:: Given problem ::
Your task is to repeat the entries exactly. Leave the pictures out.

────────────────────────────────────────

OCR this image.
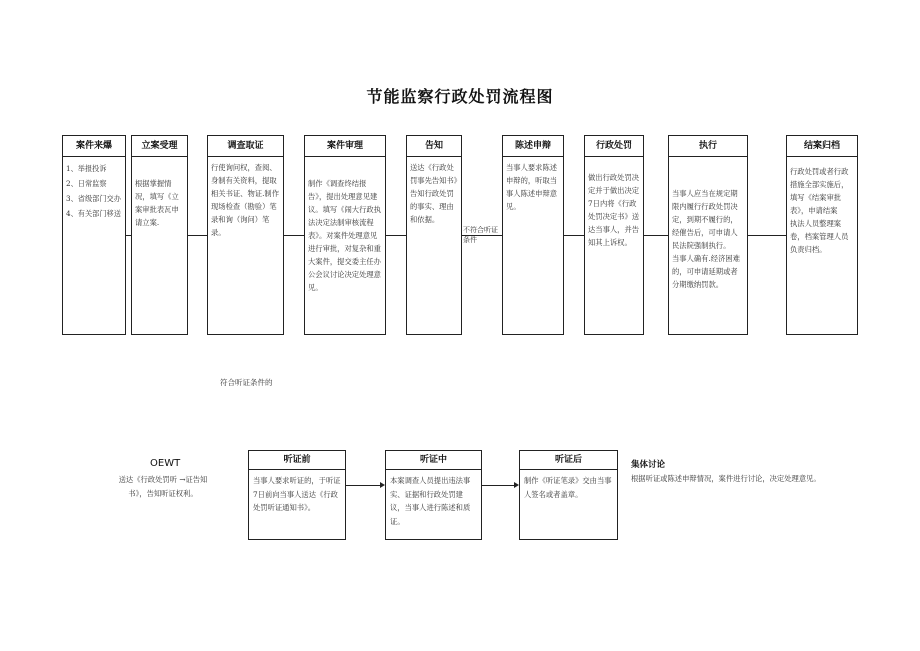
节能监察行政处罚流程图
案件来爆
1、举报投诉
2、日常监察
3、省级部门交办
4、有关部门移送
立案受理
根据掌握情况，填写《立案审批表瓦申请立案.
调查取证
行使询问权，查阅、身制有关资料，提取相关书证、物证.制作现场检查（勘验）笔录和询（询问）笔录。
案件审理
制作《调查终结报告》，提出处理意见建议。填写《闹大行政执法决定法制审核流程表》。对案件处理意见进行审批，对复杂和重大案件，提交委主任办公会议讨论决定处理意见。
告知
送达《行政处罚事先告知书》告知行政处罚的事实、理由和依据。
陈述申辩
当事人要求陈述申辩的，听取当事人陈述申辩意见。
行政处罚
做出行政处罚决定并于做出决定7日内将《行政处罚决定书》送达当事人，并告知其上诉权。
执行
当事人应当在规定期限内履行行政处罚决定，到期不履行的，经催告后，可申请人民法院强制执行。
当事人确有.经济困难的，可申请延期或者分期缴纳罚款。
结案归档
行政处罚或者行政措施全部实施后，填写《结案审批表》，申请结案
执法人员整理案卷，档案管理人员负责归档。
不符合听证条件
符合听证条件的
OEWT
送达《行政处罚听 →证告知书》，告知听证权利。
听证前
当事人要求听证的，于听证7日前向当事人送达《行政处罚听证通知书》。
听证中
本案调查人员提出违法事实、证据和行政处罚建议，当事人进行陈述和质证。
听证后
制作《听证笔录》交由当事人签名或者盖章。
集体讨论
根据听证或陈述申辩情况，案件进行讨论，决定处理意见。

────────────────────────────────────────

:: Expected output ::
OCR this image.
节能监察行政处罚流程图
案件来爆
1、举报投诉
2、日常监察
3、省级部门交办
4、有关部门移送
立案受理
根据掌握情况，填写《立案审批表瓦申请立案.
调查取证
行使询问权，查阅、身制有关资料，提取相关书证、物证.制作现场检查（勘验）笔录和询（询问）笔录。
案件审理
制作《调查终结报告》，提出处理意见建议。填写《闹大行政执法决定法制审核流程表》。对案件处理意见进行审批，对复杂和重大案件，提交委主任办公会议讨论决定处理意见。
告知
送达《行政处罚事先告知书》告知行政处罚的事实、理由和依据。
陈述申辩
当事人要求陈述申辩的，听取当事人陈述申辩意见。
行政处罚
做出行政处罚决定并于做出决定7日内将《行政处罚决定书》送达当事人，并告知其上诉权。
执行
当事人应当在规定期限内履行行政处罚决定，到期不履行的，经催告后，可申请人民法院强制执行。
当事人确有.经济困难的，可申请延期或者分期缴纳罚款。
结案归档
行政处罚或者行政措施全部实施后，填写《结案审批表》，申请结案
执法人员整理案卷，档案管理人员负责归档。
不符合听证条件
符合听证条件的
OEWT
送达《行政处罚听 →证告知书》，告知听证权利。
听证前
当事人要求听证的，于听证7日前向当事人送达《行政处罚听证通知书》。
听证中
本案调查人员提出违法事实、证据和行政处罚建议，当事人进行陈述和质证。
听证后
制作《听证笔录》交由当事人签名或者盖章。
集体讨论
根据听证或陈述申辩情况，案件进行讨论，决定处理意见。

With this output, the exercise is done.